━━━━━ Input ━━━━━

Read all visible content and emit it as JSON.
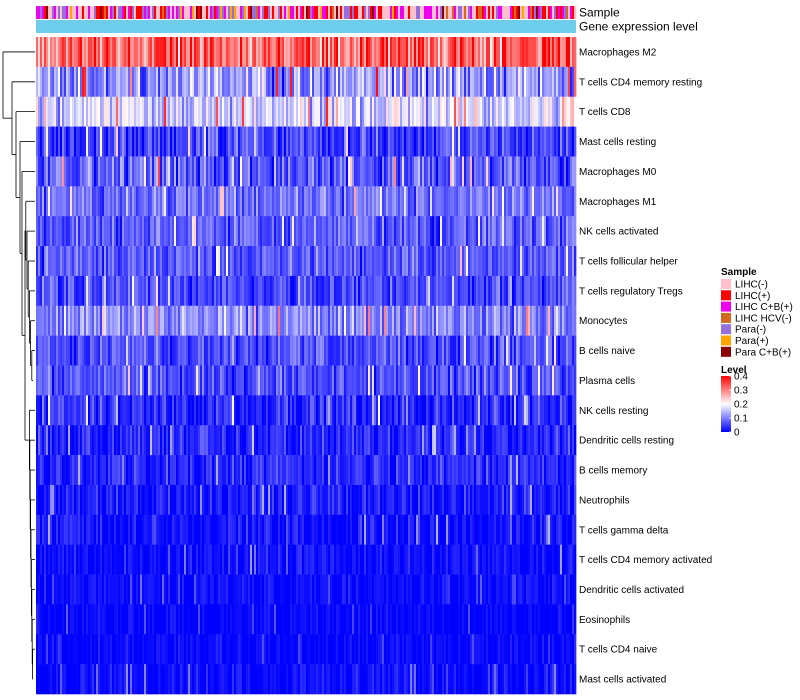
{
  "chart_data": {
    "type": "heatmap",
    "title": "",
    "column_annotations": [
      {
        "label": "Sample",
        "type": "categorical"
      },
      {
        "label": "Gene expression level",
        "type": "continuous",
        "color": "#6ecdea"
      }
    ],
    "rows": [
      {
        "name": "Macrophages M2",
        "mean": 0.31,
        "spread": 0.09
      },
      {
        "name": "T cells CD4 memory resting",
        "mean": 0.12,
        "spread": 0.08
      },
      {
        "name": "T cells CD8",
        "mean": 0.17,
        "spread": 0.07
      },
      {
        "name": "Mast cells resting",
        "mean": 0.05,
        "spread": 0.06
      },
      {
        "name": "Macrophages M0",
        "mean": 0.07,
        "spread": 0.07
      },
      {
        "name": "Macrophages M1",
        "mean": 0.09,
        "spread": 0.05
      },
      {
        "name": "NK cells activated",
        "mean": 0.07,
        "spread": 0.05
      },
      {
        "name": "T cells follicular helper",
        "mean": 0.07,
        "spread": 0.05
      },
      {
        "name": "T cells regulatory  Tregs",
        "mean": 0.06,
        "spread": 0.05
      },
      {
        "name": "Monocytes",
        "mean": 0.11,
        "spread": 0.06
      },
      {
        "name": "B cells naive",
        "mean": 0.06,
        "spread": 0.05
      },
      {
        "name": "Plasma cells",
        "mean": 0.06,
        "spread": 0.05
      },
      {
        "name": "NK cells resting",
        "mean": 0.03,
        "spread": 0.05
      },
      {
        "name": "Dendritic cells resting",
        "mean": 0.03,
        "spread": 0.04
      },
      {
        "name": "B cells memory",
        "mean": 0.03,
        "spread": 0.04
      },
      {
        "name": "Neutrophils",
        "mean": 0.02,
        "spread": 0.04
      },
      {
        "name": "T cells gamma delta",
        "mean": 0.01,
        "spread": 0.04
      },
      {
        "name": "T cells CD4 memory activated",
        "mean": 0.01,
        "spread": 0.03
      },
      {
        "name": "Dendritic cells activated",
        "mean": 0.01,
        "spread": 0.02
      },
      {
        "name": "Eosinophils",
        "mean": 0.005,
        "spread": 0.02
      },
      {
        "name": "T cells CD4 naive",
        "mean": 0.005,
        "spread": 0.02
      },
      {
        "name": "Mast cells activated",
        "mean": 0.01,
        "spread": 0.03
      }
    ],
    "columns_count": 270,
    "color_scale": {
      "range": [
        0,
        0.4
      ],
      "stops": [
        {
          "value": 0,
          "color": "#0000ff"
        },
        {
          "value": 0.2,
          "color": "#ffffff"
        },
        {
          "value": 0.4,
          "color": "#ff0000"
        }
      ]
    },
    "legends": {
      "sample": {
        "title": "Sample",
        "entries": [
          {
            "label": "LIHC(-)",
            "color": "#ffc0cb"
          },
          {
            "label": "LIHC(+)",
            "color": "#ff0000"
          },
          {
            "label": "LIHC C+B(+)",
            "color": "#ee00ee"
          },
          {
            "label": "LIHC HCV(-)",
            "color": "#d2691e"
          },
          {
            "label": "Para(-)",
            "color": "#9370db"
          },
          {
            "label": "Para(+)",
            "color": "#ffa500"
          },
          {
            "label": "Para C+B(+)",
            "color": "#8b0000"
          }
        ]
      },
      "level": {
        "title": "Level",
        "ticks": [
          {
            "value": 0.4,
            "label": "0.4"
          },
          {
            "value": 0.3,
            "label": "0.3"
          },
          {
            "value": 0.2,
            "label": "0.2"
          },
          {
            "value": 0.1,
            "label": "0.1"
          },
          {
            "value": 0,
            "label": "0"
          }
        ]
      }
    }
  }
}
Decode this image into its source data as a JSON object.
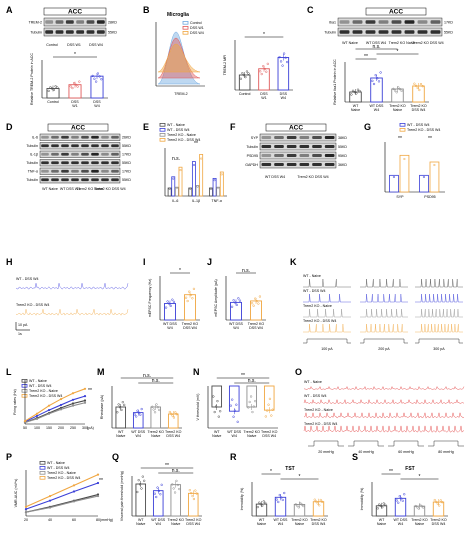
{
  "panels": [
    "A",
    "B",
    "C",
    "D",
    "E",
    "F",
    "G",
    "H",
    "I",
    "J",
    "K",
    "L",
    "M",
    "N",
    "O",
    "P",
    "Q",
    "R",
    "S"
  ],
  "text": {
    "A_region": "ACC",
    "A_blot": [
      "TREM-2",
      "Tubulin"
    ],
    "A_kda": [
      "28KD",
      "55KD"
    ],
    "A_lanes": [
      "Control",
      "DSS W1",
      "DSS W4"
    ],
    "A_ylabel": "Relative TREM-2 Protein in ACC",
    "B_title": "Microglia",
    "B_legend": [
      "Control",
      "DSS W1",
      "DSS W4"
    ],
    "B_xlabel": "TREM-2",
    "B_ylabel": "TREM-2 MFI",
    "B_groups": [
      "Control",
      "DSS W1",
      "DSS W4"
    ],
    "C_region": "ACC",
    "C_blot": [
      "Iba1",
      "Tubulin"
    ],
    "C_kda": [
      "17KD",
      "55KD"
    ],
    "C_lanes": [
      "WT Naive",
      "WT DSS W4",
      "Trem2 KO Naive",
      "Trem2 KO DSS W4"
    ],
    "C_ylabel": "Relative Iba1 Protein in ACC",
    "D_region": "ACC",
    "D_blot": [
      "IL-6",
      "Tubulin",
      "IL-1β",
      "Tubulin",
      "TNF-α",
      "Tubulin"
    ],
    "D_kda": [
      "26KD",
      "55KD",
      "17KD",
      "55KD",
      "17KD",
      "55KD"
    ],
    "E_legend": [
      "WT - Naive",
      "WT - DSS W4",
      "Trem2 KO - Naive",
      "Trem2 KO - DSS W4"
    ],
    "E_cats": [
      "IL-6",
      "IL-1β",
      "TNF-α"
    ],
    "F_region": "ACC",
    "F_blot": [
      "SYP",
      "Tubulin",
      "PSD95",
      "GAPDH"
    ],
    "F_kda": [
      "38KD",
      "55KD",
      "95KD",
      "36KD"
    ],
    "G_legend": [
      "WT - DSS W4",
      "Trem2 KO - DSS W4"
    ],
    "G_cats": [
      "SYP",
      "PSD95"
    ],
    "H_traces": [
      "WT - DSS W4",
      "Trem2 KO - DSS W4"
    ],
    "H_scale": [
      "10 pA",
      "1s"
    ],
    "I_ylabel": "mEPSC Frequency (Hz)",
    "J_ylabel": "mEPSC Amplitude (pA)",
    "IJ_groups": [
      "WT DSS W4",
      "Trem2 KO DSS W4"
    ],
    "K_rows": [
      "WT - Naive",
      "WT - DSS W4",
      "Trem2 KO - Naive",
      "Trem2 KO - DSS W4"
    ],
    "K_steps": [
      "100 pA",
      "200 pA",
      "300 pA"
    ],
    "L_legend": [
      "WT - Naive",
      "WT - DSS W4",
      "Trem2 KO - Naive",
      "Trem2 KO - DSS W4"
    ],
    "L_ylabel": "Firing rates (Hz)",
    "L_xlabel": "(pA)",
    "M_ylabel": "Rheobase (pA)",
    "N_ylabel": "V threshold (mV)",
    "O_rows": [
      "WT - Naive",
      "WT - DSS W4",
      "Trem2 KO - Naive",
      "Trem2 KO - DSS W4"
    ],
    "O_pressures": [
      "20 mmHg",
      "40 mmHg",
      "60 mmHg",
      "80 mmHg"
    ],
    "P_legend": [
      "WT - Naive",
      "WT - DSS W4",
      "Trem2 KO - Naive",
      "Trem2 KO - DSS W4"
    ],
    "P_ylabel": "VMR-AUC (mV*s)",
    "P_xlabel": "(mmHg)",
    "Q_ylabel": "Visceral pain threshold (mmHg)",
    "R_title": "TST",
    "S_title": "FST",
    "RS_ylabel": "Immobility (%)",
    "groups4": [
      "WT Naive",
      "WT DSS W4",
      "Trem2 KO Naive",
      "Trem2 KO DSS W4"
    ],
    "sig": [
      "*",
      "**",
      "n.s."
    ]
  },
  "colors": {
    "wt_naive": "#4a4a4a",
    "wt_dss": "#3a3fd8",
    "ko_naive": "#8e8e8e",
    "ko_dss": "#f0a640",
    "dss_w1": "#e05a5a",
    "control_hist": "#6fa8e0",
    "trace_blue": "#4343e0",
    "trace_orange": "#f0a640",
    "o_trace": "#e03030"
  },
  "chart_data": [
    {
      "panel": "A",
      "type": "bar",
      "categories": [
        "Control",
        "DSS W1",
        "DSS W4"
      ],
      "values": [
        1.0,
        1.4,
        2.3
      ],
      "ylim": [
        0,
        4
      ]
    },
    {
      "panel": "B",
      "type": "bar",
      "categories": [
        "Control",
        "DSS W1",
        "DSS W4"
      ],
      "values": [
        600,
        850,
        1300
      ],
      "ylim": [
        0,
        2000
      ]
    },
    {
      "panel": "C",
      "type": "bar",
      "categories": [
        "WT Naive",
        "WT DSS W4",
        "Trem2 KO Naive",
        "Trem2 KO DSS W4"
      ],
      "values": [
        1.0,
        2.4,
        1.3,
        1.6
      ],
      "ylim": [
        0,
        4
      ]
    },
    {
      "panel": "E",
      "type": "bar",
      "categories": [
        "IL-6",
        "IL-1β",
        "TNF-α"
      ],
      "series": [
        {
          "name": "WT - Naive",
          "values": [
            1.0,
            1.0,
            1.0
          ]
        },
        {
          "name": "WT - DSS W4",
          "values": [
            2.4,
            4.3,
            2.2
          ]
        },
        {
          "name": "Trem2 KO - Naive",
          "values": [
            1.1,
            1.3,
            1.1
          ]
        },
        {
          "name": "Trem2 KO - DSS W4",
          "values": [
            3.6,
            5.2,
            3.0
          ]
        }
      ],
      "ylim": [
        0,
        6
      ]
    },
    {
      "panel": "G",
      "type": "bar",
      "categories": [
        "SYP",
        "PSD95"
      ],
      "series": [
        {
          "name": "WT - DSS W4",
          "values": [
            1.0,
            1.0
          ]
        },
        {
          "name": "Trem2 KO - DSS W4",
          "values": [
            2.2,
            1.8
          ]
        }
      ],
      "ylim": [
        0,
        3
      ]
    },
    {
      "panel": "I",
      "type": "bar",
      "categories": [
        "WT DSS W4",
        "Trem2 KO DSS W4"
      ],
      "values": [
        1.5,
        2.3
      ],
      "ylim": [
        0,
        4
      ]
    },
    {
      "panel": "J",
      "type": "bar",
      "categories": [
        "WT DSS W4",
        "Trem2 KO DSS W4"
      ],
      "values": [
        12,
        13
      ],
      "ylim": [
        0,
        30
      ]
    },
    {
      "panel": "L",
      "type": "line",
      "x": [
        50,
        100,
        150,
        200,
        250,
        300
      ],
      "series": [
        {
          "name": "WT - Naive",
          "values": [
            2,
            8,
            15,
            22,
            28,
            32
          ]
        },
        {
          "name": "WT - DSS W4",
          "values": [
            3,
            11,
            19,
            26,
            33,
            38
          ]
        },
        {
          "name": "Trem2 KO - Naive",
          "values": [
            2,
            7,
            14,
            20,
            25,
            29
          ]
        },
        {
          "name": "Trem2 KO - DSS W4",
          "values": [
            4,
            14,
            25,
            34,
            42,
            48
          ]
        }
      ],
      "ylim": [
        0,
        60
      ]
    },
    {
      "panel": "M",
      "type": "bar",
      "categories": [
        "WT Naive",
        "WT DSS W4",
        "Trem2 KO Naive",
        "Trem2 KO DSS W4"
      ],
      "values": [
        150,
        110,
        150,
        100
      ],
      "ylim": [
        0,
        300
      ]
    },
    {
      "panel": "N",
      "type": "bar",
      "categories": [
        "WT Naive",
        "WT DSS W4",
        "Trem2 KO Naive",
        "Trem2 KO DSS W4"
      ],
      "values": [
        -40,
        -44,
        -40,
        -43
      ],
      "ylim": [
        -60,
        -20
      ]
    },
    {
      "panel": "P",
      "type": "line",
      "x": [
        20,
        40,
        60,
        80
      ],
      "series": [
        {
          "name": "WT - Naive",
          "values": [
            0.5,
            1.2,
            2.0,
            2.8
          ]
        },
        {
          "name": "WT - DSS W4",
          "values": [
            0.9,
            2.0,
            3.2,
            4.3
          ]
        },
        {
          "name": "Trem2 KO - Naive",
          "values": [
            0.5,
            1.1,
            1.9,
            2.6
          ]
        },
        {
          "name": "Trem2 KO - DSS W4",
          "values": [
            1.2,
            2.6,
            4.0,
            5.4
          ]
        }
      ],
      "ylim": [
        0,
        6
      ]
    },
    {
      "panel": "Q",
      "type": "bar",
      "categories": [
        "WT Naive",
        "WT DSS W4",
        "Trem2 KO Naive",
        "Trem2 KO DSS W4"
      ],
      "values": [
        48,
        38,
        47,
        34
      ],
      "ylim": [
        0,
        60
      ]
    },
    {
      "panel": "R",
      "type": "bar",
      "categories": [
        "WT Naive",
        "WT DSS W4",
        "Trem2 KO Naive",
        "Trem2 KO DSS W4"
      ],
      "values": [
        35,
        55,
        34,
        42
      ],
      "ylim": [
        0,
        100
      ]
    },
    {
      "panel": "S",
      "type": "bar",
      "categories": [
        "WT Naive",
        "WT DSS W4",
        "Trem2 KO Naive",
        "Trem2 KO DSS W4"
      ],
      "values": [
        30,
        52,
        29,
        41
      ],
      "ylim": [
        0,
        100
      ]
    }
  ]
}
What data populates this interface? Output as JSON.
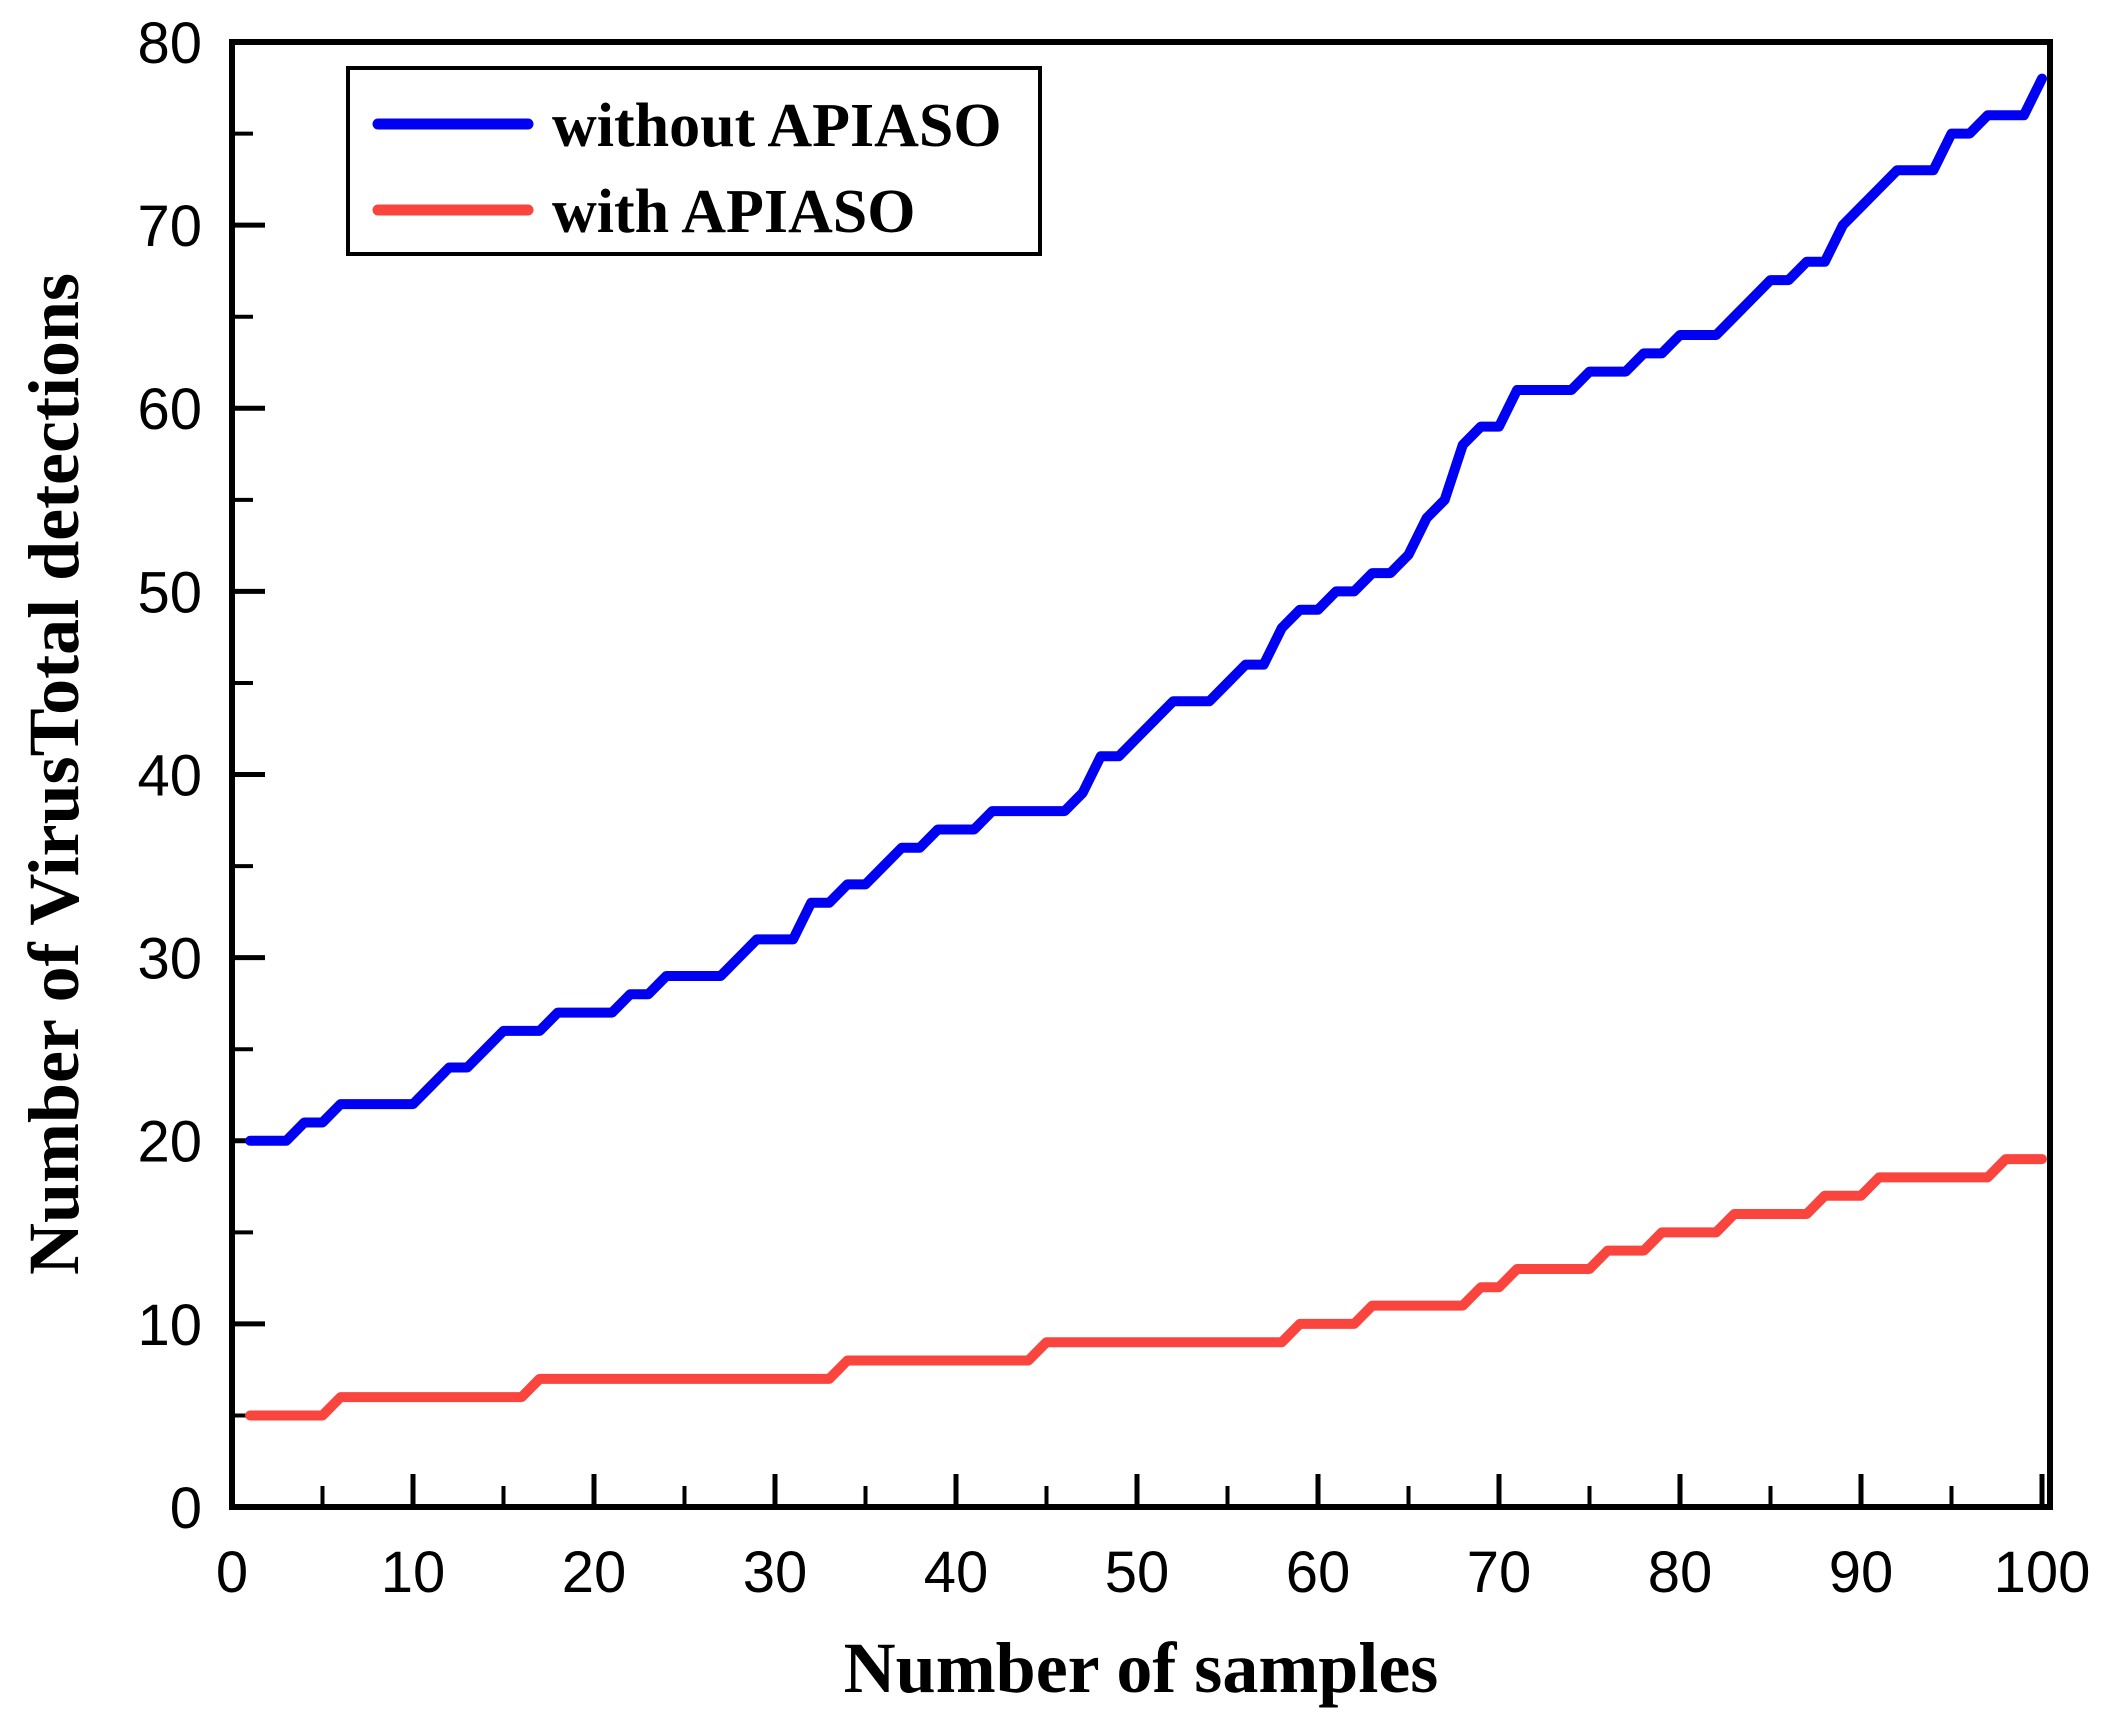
{
  "figure": {
    "background": "#ffffff",
    "axis_color": "#000000"
  },
  "chart_data": {
    "type": "line",
    "title": "",
    "xlabel": "Number of samples",
    "ylabel": "Number of VirusTotal detections",
    "xlim": [
      0,
      100
    ],
    "ylim": [
      0,
      80
    ],
    "xticks": [
      0,
      10,
      20,
      30,
      40,
      50,
      60,
      70,
      80,
      90,
      100
    ],
    "yticks": [
      0,
      10,
      20,
      30,
      40,
      50,
      60,
      70,
      80
    ],
    "minor_tick_step": 5,
    "grid": false,
    "legend_position": "top-left",
    "x_start": 1,
    "x_step": 1,
    "n_samples": 100,
    "series": [
      {
        "name": "without APIASO",
        "color": "#0000F2",
        "values": [
          20,
          20,
          20,
          21,
          21,
          22,
          22,
          22,
          22,
          22,
          23,
          24,
          24,
          25,
          26,
          26,
          26,
          27,
          27,
          27,
          27,
          28,
          28,
          29,
          29,
          29,
          29,
          30,
          31,
          31,
          31,
          33,
          33,
          34,
          34,
          35,
          36,
          36,
          37,
          37,
          37,
          38,
          38,
          38,
          38,
          38,
          39,
          41,
          41,
          42,
          43,
          44,
          44,
          44,
          45,
          46,
          46,
          48,
          49,
          49,
          50,
          50,
          51,
          51,
          52,
          54,
          55,
          58,
          59,
          59,
          61,
          61,
          61,
          61,
          62,
          62,
          62,
          63,
          63,
          64,
          64,
          64,
          65,
          66,
          67,
          67,
          68,
          68,
          70,
          71,
          72,
          73,
          73,
          73,
          75,
          75,
          76,
          76,
          76,
          78
        ]
      },
      {
        "name": "with APIASO",
        "color": "#FA453E",
        "values": [
          5,
          5,
          5,
          5,
          5,
          6,
          6,
          6,
          6,
          6,
          6,
          6,
          6,
          6,
          6,
          6,
          7,
          7,
          7,
          7,
          7,
          7,
          7,
          7,
          7,
          7,
          7,
          7,
          7,
          7,
          7,
          7,
          7,
          8,
          8,
          8,
          8,
          8,
          8,
          8,
          8,
          8,
          8,
          8,
          9,
          9,
          9,
          9,
          9,
          9,
          9,
          9,
          9,
          9,
          9,
          9,
          9,
          9,
          10,
          10,
          10,
          10,
          11,
          11,
          11,
          11,
          11,
          11,
          12,
          12,
          13,
          13,
          13,
          13,
          13,
          14,
          14,
          14,
          15,
          15,
          15,
          15,
          16,
          16,
          16,
          16,
          16,
          17,
          17,
          17,
          18,
          18,
          18,
          18,
          18,
          18,
          18,
          19,
          19,
          19
        ]
      }
    ]
  }
}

━━━━━

[Task item] Note every line above where the string "mEPSC" shows up, and copy those lines.

[Task answer]
    "I_ylabel": "mEPSC Frequency (Hz)",
    "J_ylabel": "mEPSC Amplitude (pA)",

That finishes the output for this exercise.